### Extracted data
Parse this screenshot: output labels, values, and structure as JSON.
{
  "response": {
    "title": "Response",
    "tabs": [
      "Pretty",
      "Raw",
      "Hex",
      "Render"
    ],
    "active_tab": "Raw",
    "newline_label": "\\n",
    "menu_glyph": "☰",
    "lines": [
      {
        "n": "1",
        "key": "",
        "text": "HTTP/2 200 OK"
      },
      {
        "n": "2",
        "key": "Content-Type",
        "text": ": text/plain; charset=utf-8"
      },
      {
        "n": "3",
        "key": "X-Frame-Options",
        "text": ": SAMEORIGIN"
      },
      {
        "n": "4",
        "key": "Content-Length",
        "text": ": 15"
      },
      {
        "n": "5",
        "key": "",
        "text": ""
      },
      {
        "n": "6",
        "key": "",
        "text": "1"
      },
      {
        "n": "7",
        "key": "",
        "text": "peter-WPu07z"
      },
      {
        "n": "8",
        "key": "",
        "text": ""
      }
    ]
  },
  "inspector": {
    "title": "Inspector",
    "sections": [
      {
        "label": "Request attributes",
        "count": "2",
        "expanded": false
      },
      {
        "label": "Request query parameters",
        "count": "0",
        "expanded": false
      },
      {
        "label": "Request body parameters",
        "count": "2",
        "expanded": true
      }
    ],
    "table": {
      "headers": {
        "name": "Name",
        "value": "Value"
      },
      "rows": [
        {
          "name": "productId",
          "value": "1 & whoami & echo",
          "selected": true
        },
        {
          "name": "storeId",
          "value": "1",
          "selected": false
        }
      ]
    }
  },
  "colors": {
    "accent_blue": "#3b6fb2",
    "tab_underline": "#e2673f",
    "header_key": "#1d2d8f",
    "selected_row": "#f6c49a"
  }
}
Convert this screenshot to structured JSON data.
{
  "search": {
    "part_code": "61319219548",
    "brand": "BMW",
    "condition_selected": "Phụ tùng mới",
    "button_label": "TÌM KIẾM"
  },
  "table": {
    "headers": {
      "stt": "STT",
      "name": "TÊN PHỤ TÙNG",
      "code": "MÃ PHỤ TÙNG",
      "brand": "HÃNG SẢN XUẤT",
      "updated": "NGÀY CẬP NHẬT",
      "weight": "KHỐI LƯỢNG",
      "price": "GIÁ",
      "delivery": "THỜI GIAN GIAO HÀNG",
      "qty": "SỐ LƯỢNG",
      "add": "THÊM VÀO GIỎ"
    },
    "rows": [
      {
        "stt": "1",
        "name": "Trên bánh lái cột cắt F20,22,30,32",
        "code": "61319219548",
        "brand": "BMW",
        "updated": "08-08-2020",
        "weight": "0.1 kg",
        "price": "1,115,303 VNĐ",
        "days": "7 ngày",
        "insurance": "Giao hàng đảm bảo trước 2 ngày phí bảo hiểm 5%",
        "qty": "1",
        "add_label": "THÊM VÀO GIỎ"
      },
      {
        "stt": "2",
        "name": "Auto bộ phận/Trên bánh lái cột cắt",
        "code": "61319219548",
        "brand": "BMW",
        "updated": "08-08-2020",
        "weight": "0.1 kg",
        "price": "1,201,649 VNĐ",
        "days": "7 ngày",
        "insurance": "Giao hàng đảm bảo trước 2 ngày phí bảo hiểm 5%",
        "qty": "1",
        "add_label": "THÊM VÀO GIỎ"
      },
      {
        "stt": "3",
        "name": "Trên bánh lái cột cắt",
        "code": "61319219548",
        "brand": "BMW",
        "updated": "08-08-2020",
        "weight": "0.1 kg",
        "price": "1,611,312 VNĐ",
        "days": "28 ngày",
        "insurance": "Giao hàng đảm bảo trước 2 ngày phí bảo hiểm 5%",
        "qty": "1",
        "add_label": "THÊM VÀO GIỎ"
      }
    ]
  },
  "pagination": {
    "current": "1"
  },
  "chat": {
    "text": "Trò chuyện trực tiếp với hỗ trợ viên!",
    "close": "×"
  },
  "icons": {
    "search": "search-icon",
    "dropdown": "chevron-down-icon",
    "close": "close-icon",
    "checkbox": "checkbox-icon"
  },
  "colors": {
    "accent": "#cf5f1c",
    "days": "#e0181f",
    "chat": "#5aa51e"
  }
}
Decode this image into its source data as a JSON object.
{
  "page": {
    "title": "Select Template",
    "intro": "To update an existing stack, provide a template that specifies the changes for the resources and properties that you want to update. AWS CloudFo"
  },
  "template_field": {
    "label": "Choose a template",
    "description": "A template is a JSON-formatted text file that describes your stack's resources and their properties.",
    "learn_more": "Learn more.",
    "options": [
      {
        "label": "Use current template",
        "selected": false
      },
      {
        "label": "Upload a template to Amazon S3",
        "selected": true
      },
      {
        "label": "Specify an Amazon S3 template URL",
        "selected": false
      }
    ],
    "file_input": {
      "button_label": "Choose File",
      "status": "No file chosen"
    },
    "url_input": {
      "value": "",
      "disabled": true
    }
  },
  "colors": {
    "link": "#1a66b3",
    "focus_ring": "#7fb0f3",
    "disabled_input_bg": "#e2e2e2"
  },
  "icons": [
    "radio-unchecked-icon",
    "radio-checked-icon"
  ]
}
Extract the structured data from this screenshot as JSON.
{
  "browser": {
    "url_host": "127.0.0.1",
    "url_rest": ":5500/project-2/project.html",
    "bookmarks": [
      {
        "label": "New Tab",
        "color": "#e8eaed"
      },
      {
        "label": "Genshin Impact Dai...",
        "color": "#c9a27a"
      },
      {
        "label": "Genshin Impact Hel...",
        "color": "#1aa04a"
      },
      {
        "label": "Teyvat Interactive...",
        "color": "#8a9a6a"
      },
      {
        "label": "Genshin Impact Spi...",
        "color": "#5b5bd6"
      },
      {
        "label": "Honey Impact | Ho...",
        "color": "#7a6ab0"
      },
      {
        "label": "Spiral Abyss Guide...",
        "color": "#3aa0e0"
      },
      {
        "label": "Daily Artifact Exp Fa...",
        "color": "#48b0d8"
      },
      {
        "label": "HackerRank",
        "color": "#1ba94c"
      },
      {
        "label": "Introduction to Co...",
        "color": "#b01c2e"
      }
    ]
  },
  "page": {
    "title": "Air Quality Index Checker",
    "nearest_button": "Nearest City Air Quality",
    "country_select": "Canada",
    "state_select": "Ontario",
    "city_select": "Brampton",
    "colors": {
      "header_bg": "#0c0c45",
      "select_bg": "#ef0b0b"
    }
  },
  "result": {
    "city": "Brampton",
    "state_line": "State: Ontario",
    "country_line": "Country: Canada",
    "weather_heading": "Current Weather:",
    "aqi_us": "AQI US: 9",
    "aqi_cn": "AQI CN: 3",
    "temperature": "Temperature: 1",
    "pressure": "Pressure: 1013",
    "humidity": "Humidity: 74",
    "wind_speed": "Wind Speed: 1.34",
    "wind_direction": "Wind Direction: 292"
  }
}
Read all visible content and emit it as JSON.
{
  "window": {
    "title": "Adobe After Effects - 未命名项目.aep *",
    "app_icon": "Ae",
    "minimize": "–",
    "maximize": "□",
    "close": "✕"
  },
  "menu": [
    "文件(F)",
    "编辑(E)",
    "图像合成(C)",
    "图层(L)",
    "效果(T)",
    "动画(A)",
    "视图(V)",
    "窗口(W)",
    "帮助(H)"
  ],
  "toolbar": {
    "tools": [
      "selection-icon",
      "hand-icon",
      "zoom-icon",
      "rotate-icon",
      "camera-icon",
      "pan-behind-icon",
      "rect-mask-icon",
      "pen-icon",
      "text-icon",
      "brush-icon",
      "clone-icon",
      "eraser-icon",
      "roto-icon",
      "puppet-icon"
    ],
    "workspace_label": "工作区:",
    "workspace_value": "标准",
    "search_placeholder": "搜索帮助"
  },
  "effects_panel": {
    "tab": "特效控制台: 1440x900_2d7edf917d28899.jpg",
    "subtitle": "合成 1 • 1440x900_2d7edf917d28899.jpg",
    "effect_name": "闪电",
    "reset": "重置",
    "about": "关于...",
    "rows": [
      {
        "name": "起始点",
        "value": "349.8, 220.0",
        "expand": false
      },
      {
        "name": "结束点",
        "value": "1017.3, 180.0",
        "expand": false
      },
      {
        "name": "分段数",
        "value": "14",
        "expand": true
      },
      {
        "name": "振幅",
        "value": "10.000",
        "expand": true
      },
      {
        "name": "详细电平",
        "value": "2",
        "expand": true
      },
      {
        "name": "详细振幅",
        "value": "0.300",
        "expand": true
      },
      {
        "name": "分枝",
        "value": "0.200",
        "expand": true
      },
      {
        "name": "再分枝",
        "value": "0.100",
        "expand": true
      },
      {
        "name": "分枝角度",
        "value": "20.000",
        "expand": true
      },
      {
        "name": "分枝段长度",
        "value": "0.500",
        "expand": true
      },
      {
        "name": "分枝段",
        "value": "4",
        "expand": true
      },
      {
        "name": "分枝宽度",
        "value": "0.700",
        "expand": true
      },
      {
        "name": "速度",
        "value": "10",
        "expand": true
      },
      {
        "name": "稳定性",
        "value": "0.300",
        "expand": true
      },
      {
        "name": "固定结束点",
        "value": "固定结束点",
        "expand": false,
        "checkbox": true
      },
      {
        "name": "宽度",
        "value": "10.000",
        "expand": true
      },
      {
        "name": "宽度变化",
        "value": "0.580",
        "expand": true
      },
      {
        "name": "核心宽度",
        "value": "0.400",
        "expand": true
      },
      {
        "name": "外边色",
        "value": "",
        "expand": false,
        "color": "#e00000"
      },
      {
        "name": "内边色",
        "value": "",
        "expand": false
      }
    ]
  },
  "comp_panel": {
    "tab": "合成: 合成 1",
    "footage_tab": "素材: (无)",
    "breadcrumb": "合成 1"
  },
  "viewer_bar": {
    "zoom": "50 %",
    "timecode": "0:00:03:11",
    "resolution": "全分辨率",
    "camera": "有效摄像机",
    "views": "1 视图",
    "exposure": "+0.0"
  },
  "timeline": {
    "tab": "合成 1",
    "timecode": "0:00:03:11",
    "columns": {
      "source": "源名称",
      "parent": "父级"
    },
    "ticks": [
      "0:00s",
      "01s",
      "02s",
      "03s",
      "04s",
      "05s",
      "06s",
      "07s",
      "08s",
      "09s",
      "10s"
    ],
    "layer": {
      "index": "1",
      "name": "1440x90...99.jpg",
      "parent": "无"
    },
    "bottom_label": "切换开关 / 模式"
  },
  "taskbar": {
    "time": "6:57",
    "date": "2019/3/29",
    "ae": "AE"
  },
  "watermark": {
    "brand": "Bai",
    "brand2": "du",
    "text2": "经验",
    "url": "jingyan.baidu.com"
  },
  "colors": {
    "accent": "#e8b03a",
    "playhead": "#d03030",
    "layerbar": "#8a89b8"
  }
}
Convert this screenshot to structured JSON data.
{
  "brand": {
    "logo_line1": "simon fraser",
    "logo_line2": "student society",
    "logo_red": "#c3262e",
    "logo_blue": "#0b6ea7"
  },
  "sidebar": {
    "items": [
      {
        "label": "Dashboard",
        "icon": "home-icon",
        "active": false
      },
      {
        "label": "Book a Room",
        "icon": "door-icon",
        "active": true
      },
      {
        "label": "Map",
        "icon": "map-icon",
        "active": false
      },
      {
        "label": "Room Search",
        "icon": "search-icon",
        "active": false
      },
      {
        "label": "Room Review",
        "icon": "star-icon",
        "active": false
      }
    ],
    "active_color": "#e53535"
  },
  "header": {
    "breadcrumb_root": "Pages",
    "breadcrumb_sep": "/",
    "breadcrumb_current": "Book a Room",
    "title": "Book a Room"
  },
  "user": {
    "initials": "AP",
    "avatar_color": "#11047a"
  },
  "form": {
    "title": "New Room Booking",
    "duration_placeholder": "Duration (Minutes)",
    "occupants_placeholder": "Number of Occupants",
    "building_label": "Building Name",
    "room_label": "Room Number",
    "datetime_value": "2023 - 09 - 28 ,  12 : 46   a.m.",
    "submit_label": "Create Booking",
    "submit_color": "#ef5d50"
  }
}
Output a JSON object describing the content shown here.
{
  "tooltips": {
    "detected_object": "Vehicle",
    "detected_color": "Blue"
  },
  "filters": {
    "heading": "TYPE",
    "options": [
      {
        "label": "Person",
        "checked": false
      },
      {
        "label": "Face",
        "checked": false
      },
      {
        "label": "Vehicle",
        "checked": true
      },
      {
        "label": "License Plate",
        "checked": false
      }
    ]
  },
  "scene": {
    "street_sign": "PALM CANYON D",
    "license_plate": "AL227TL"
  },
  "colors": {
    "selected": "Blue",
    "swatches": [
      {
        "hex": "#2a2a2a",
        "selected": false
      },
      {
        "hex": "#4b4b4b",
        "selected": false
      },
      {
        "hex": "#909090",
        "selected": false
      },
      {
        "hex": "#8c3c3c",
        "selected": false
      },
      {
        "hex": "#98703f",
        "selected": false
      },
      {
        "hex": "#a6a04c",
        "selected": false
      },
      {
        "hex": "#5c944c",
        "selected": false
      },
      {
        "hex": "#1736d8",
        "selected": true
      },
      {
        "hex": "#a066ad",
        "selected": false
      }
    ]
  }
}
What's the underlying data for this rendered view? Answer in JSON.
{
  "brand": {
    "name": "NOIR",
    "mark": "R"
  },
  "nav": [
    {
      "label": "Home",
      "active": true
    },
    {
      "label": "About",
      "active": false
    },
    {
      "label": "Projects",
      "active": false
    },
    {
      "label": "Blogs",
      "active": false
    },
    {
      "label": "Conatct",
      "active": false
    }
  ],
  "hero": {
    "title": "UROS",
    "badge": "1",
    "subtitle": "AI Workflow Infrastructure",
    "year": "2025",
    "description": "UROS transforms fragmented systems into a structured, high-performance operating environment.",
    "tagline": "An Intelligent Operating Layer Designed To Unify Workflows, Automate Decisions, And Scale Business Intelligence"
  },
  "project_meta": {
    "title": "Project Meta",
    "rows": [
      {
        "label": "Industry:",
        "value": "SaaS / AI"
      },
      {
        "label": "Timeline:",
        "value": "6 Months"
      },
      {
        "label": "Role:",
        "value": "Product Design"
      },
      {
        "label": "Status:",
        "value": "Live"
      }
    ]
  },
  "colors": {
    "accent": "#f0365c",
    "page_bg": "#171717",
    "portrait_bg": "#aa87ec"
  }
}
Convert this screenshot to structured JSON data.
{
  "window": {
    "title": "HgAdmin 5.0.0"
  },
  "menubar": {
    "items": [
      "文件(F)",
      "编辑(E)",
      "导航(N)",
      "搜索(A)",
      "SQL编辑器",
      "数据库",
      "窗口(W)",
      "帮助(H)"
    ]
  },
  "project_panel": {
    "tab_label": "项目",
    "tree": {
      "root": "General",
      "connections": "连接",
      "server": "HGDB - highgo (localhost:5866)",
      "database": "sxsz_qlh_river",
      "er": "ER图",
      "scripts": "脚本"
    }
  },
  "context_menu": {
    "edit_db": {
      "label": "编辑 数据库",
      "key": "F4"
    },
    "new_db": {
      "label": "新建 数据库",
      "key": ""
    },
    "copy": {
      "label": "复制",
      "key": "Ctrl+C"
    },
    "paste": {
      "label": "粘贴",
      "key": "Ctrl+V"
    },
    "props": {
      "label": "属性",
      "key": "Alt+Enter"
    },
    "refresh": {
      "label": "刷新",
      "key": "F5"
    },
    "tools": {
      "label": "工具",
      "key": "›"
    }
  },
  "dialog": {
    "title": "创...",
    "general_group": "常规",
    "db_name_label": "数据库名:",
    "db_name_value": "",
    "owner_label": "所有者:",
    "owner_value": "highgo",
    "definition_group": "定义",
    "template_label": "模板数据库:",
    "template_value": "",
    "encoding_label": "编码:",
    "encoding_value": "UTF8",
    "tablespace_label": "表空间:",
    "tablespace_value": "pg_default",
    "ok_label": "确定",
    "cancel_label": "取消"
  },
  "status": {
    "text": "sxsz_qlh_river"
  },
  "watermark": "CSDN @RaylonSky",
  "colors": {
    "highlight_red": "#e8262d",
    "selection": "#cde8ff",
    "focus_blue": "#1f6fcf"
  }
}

### Aim of the exercise
Pick out lines containing the word "Amazon", each one as written.

### Correct answer
        "label": "Upload a template to Amazon S3",
        "label": "Specify an Amazon S3 template URL",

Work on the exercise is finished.